Report every line in the listing below where the string "Verification" shows up.

┏━━

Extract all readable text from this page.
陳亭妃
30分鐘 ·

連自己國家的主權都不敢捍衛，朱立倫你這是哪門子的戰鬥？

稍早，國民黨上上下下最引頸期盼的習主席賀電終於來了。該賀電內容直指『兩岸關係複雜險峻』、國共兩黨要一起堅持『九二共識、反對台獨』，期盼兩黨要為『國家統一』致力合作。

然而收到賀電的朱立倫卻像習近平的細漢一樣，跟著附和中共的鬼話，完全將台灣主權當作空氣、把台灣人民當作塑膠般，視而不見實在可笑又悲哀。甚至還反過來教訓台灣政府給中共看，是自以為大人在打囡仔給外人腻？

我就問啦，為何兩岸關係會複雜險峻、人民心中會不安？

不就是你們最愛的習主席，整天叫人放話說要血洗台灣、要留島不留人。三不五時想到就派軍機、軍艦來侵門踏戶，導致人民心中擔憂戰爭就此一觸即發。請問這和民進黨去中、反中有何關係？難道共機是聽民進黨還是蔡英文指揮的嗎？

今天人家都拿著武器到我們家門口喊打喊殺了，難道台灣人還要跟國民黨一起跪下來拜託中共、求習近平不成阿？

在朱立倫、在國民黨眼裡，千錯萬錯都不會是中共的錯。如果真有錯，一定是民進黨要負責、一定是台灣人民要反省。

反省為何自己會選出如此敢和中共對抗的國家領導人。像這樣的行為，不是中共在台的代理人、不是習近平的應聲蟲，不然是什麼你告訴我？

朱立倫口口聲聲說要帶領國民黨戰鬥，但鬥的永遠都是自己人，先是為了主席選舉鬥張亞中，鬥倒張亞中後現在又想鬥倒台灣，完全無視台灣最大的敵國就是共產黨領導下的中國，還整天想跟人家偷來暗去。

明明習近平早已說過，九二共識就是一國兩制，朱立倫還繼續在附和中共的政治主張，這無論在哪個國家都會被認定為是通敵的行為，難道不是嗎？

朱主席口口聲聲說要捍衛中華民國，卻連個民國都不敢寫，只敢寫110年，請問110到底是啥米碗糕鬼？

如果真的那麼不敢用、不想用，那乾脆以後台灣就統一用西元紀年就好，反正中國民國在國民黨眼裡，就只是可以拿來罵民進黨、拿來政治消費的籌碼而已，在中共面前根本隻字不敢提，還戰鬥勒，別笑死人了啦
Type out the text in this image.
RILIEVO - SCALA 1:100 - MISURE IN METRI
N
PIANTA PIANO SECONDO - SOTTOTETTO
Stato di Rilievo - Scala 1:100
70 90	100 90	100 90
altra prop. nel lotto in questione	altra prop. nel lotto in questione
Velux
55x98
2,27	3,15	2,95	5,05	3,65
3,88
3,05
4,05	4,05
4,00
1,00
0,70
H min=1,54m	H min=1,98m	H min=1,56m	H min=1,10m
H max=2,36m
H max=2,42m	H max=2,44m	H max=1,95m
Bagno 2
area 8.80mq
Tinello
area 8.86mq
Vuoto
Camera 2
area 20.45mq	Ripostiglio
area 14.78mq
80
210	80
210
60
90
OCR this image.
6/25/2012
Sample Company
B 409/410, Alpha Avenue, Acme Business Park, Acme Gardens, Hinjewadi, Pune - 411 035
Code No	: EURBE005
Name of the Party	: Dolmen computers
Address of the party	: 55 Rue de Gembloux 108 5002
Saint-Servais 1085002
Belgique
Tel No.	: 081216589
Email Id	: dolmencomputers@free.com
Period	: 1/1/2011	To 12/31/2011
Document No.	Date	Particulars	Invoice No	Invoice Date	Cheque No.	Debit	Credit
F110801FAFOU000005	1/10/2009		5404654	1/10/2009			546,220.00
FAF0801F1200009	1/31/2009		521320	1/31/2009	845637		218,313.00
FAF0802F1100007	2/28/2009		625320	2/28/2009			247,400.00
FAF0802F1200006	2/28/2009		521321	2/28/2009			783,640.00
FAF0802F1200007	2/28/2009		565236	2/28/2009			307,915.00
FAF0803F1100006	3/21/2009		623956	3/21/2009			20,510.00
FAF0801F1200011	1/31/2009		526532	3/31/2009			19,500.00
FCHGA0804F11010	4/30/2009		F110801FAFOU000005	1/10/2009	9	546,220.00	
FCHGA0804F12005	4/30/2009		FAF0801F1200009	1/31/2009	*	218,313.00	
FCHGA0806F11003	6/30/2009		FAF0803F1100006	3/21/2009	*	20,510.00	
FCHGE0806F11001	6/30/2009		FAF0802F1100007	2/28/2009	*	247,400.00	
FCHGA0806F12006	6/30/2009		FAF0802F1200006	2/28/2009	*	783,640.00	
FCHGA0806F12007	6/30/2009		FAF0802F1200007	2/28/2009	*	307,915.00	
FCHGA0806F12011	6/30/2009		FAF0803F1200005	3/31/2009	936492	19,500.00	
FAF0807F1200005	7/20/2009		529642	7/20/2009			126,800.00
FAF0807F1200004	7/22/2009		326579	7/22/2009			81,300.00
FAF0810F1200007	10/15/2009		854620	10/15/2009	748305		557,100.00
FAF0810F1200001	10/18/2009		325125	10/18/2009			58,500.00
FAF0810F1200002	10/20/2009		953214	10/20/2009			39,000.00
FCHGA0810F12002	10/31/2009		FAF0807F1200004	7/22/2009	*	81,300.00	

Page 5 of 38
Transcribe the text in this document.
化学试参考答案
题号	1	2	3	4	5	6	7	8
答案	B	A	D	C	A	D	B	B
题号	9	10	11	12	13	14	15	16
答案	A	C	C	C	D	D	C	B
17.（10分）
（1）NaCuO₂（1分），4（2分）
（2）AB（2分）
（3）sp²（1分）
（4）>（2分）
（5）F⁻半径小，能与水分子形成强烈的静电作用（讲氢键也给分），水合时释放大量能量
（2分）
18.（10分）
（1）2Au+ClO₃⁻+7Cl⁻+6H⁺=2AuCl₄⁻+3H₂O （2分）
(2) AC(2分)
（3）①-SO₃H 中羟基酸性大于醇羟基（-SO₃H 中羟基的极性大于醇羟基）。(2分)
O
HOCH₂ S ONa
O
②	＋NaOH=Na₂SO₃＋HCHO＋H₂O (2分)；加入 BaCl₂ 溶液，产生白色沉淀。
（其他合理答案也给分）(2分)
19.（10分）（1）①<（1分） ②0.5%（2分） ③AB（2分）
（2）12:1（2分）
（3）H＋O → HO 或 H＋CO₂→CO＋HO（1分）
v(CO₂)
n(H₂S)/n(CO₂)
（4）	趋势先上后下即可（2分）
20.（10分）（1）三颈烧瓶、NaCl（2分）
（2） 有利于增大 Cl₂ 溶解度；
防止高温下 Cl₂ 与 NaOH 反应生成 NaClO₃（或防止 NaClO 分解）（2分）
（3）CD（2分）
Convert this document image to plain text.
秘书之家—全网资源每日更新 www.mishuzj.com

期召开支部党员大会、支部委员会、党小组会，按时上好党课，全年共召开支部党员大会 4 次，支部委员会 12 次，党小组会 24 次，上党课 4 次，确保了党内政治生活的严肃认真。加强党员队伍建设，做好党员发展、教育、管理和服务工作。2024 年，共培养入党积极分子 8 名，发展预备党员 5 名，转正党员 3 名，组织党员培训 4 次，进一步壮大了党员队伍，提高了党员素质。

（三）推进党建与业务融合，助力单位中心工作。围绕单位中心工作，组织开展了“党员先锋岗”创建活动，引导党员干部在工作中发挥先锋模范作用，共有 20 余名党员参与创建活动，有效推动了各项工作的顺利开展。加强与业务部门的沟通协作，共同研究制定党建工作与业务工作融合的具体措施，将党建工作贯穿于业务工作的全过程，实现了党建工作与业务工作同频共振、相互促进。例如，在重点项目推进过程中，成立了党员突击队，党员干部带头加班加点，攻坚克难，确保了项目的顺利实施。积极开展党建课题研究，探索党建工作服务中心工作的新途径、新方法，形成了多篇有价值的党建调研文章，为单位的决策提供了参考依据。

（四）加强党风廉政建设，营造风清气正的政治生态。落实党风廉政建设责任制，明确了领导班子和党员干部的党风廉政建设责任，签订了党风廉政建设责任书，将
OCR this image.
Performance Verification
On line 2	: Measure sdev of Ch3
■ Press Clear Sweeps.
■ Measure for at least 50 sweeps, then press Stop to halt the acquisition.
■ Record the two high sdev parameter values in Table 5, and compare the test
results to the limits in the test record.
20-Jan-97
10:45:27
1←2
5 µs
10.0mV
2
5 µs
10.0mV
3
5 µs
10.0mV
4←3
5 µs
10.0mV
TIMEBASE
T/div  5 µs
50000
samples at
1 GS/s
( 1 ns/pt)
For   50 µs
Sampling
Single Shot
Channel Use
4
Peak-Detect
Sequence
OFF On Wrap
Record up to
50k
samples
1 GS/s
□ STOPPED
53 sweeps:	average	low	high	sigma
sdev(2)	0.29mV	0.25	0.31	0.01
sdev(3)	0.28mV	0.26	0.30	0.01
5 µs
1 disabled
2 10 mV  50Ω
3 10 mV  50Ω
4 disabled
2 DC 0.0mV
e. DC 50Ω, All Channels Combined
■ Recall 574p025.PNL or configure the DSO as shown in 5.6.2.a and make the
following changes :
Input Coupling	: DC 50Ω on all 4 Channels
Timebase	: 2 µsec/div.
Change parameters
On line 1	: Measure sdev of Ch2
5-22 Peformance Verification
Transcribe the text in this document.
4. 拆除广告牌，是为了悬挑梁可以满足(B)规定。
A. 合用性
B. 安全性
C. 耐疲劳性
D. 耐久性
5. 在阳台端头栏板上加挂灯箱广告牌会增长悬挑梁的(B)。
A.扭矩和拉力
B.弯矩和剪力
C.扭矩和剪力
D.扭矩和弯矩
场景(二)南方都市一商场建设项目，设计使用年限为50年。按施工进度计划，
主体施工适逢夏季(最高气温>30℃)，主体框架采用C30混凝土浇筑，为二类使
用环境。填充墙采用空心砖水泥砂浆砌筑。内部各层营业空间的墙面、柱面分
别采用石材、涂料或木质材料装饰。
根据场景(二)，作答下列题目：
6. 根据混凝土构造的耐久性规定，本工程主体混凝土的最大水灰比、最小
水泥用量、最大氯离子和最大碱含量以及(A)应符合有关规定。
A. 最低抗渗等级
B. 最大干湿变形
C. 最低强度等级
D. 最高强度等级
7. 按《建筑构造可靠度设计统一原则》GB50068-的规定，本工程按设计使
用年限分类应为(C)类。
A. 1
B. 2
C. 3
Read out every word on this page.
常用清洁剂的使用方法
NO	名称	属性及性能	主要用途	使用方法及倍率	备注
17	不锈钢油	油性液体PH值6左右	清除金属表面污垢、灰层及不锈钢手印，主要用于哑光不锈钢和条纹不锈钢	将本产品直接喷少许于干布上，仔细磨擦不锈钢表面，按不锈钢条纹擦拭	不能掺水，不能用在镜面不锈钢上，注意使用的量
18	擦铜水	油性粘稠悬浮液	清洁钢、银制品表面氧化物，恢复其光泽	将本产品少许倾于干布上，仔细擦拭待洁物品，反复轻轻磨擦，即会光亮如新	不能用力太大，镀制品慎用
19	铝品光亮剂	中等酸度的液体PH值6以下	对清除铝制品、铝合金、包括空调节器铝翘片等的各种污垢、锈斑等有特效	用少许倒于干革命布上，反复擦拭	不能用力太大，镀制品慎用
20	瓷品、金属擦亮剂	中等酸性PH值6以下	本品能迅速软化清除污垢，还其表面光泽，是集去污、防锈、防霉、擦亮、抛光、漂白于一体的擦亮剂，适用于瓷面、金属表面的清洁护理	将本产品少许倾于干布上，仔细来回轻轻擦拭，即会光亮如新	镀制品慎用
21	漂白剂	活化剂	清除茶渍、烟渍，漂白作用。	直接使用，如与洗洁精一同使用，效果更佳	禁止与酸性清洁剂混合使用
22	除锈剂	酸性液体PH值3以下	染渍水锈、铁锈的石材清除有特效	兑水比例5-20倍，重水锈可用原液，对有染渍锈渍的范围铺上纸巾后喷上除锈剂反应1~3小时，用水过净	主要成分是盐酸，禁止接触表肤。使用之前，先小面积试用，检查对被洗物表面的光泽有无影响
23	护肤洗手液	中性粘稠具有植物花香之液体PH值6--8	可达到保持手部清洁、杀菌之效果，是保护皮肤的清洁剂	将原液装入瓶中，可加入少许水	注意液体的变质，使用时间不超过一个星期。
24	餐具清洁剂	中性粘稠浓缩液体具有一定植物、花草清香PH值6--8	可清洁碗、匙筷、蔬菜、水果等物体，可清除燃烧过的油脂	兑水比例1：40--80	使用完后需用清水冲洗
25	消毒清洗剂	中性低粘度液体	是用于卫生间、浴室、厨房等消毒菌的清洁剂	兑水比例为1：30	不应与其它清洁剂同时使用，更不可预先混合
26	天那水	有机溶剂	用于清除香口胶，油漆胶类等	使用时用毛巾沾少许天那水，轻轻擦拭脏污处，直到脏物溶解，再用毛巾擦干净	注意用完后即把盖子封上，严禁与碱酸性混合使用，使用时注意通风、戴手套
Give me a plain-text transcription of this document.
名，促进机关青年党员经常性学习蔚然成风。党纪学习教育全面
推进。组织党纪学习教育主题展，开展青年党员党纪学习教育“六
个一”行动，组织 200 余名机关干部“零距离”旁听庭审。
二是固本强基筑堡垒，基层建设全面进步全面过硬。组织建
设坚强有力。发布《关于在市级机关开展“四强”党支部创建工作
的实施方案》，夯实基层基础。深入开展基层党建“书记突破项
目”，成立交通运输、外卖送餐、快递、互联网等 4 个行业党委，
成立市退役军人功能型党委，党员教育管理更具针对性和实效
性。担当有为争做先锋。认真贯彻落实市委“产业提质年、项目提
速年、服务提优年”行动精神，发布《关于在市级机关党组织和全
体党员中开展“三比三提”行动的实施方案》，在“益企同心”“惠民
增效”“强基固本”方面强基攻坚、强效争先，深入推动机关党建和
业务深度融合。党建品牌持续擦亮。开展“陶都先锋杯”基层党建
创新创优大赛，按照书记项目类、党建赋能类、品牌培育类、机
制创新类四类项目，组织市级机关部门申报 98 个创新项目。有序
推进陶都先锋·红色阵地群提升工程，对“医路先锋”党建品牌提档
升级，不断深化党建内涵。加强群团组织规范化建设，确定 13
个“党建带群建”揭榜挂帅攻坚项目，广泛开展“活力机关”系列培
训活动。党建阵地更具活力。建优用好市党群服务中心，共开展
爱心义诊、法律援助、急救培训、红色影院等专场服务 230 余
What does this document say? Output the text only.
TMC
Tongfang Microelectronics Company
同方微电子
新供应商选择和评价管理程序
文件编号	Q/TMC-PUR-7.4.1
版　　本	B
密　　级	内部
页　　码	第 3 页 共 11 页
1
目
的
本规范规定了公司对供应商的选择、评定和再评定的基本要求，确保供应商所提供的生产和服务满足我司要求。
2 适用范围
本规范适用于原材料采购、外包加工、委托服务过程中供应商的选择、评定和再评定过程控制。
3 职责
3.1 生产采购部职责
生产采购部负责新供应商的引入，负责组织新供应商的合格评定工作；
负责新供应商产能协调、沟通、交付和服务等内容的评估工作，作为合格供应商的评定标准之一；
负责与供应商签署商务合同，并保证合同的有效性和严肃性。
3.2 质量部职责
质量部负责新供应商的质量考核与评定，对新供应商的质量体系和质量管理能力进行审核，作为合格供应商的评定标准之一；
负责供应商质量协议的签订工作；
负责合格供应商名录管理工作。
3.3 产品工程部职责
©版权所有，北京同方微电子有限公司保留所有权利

┗━━

■ Solution for this task:
Performance Verification
5-22 Peformance Verification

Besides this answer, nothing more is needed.